• Exercise task:
Repeat each entry as written, dropping any picture you find.

── Exercise data ──

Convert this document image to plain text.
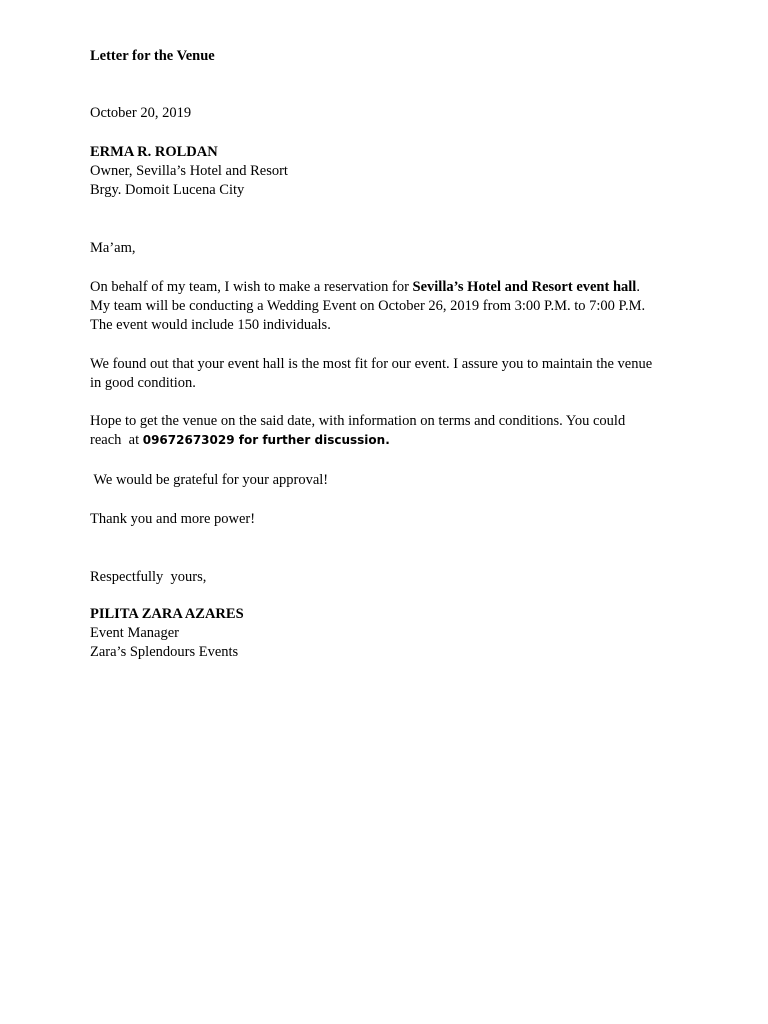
Letter for the Venue
October 20, 2019
ERMA R. ROLDAN
Owner, Sevilla’s Hotel and Resort
Brgy. Domoit Lucena City
Ma’am,
On behalf of my team, I wish to make a reservation for Sevilla’s Hotel and Resort event hall.
My team will be conducting a Wedding Event on October 26, 2019 from 3:00 P.M. to 7:00 P.M.
The event would include 150 individuals.
We found out that your event hall is the most fit for our event. I assure you to maintain the venue
in good condition.
Hope to get the venue on the said date, with information on terms and conditions. You could
reach  at 09672673029 for further discussion.
We would be grateful for your approval!
Thank you and more power!
Respectfully  yours,
PILITA ZARA AZARES
Event Manager
Zara’s Splendours Events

───

• Exercise solution:
Convert this document image to plain text.
Letter for the Venue
October 20, 2019
ERMA R. ROLDAN
Owner, Sevilla’s Hotel and Resort
Brgy. Domoit Lucena City
Ma’am,
On behalf of my team, I wish to make a reservation for Sevilla’s Hotel and Resort event hall.
My team will be conducting a Wedding Event on October 26, 2019 from 3:00 P.M. to 7:00 P.M.
The event would include 150 individuals.
We found out that your event hall is the most fit for our event. I assure you to maintain the venue
in good condition.
Hope to get the venue on the said date, with information on terms and conditions. You could
reach  at 09672673029 for further discussion.
We would be grateful for your approval!
Thank you and more power!
Respectfully  yours,
PILITA ZARA AZARES
Event Manager
Zara’s Splendours Events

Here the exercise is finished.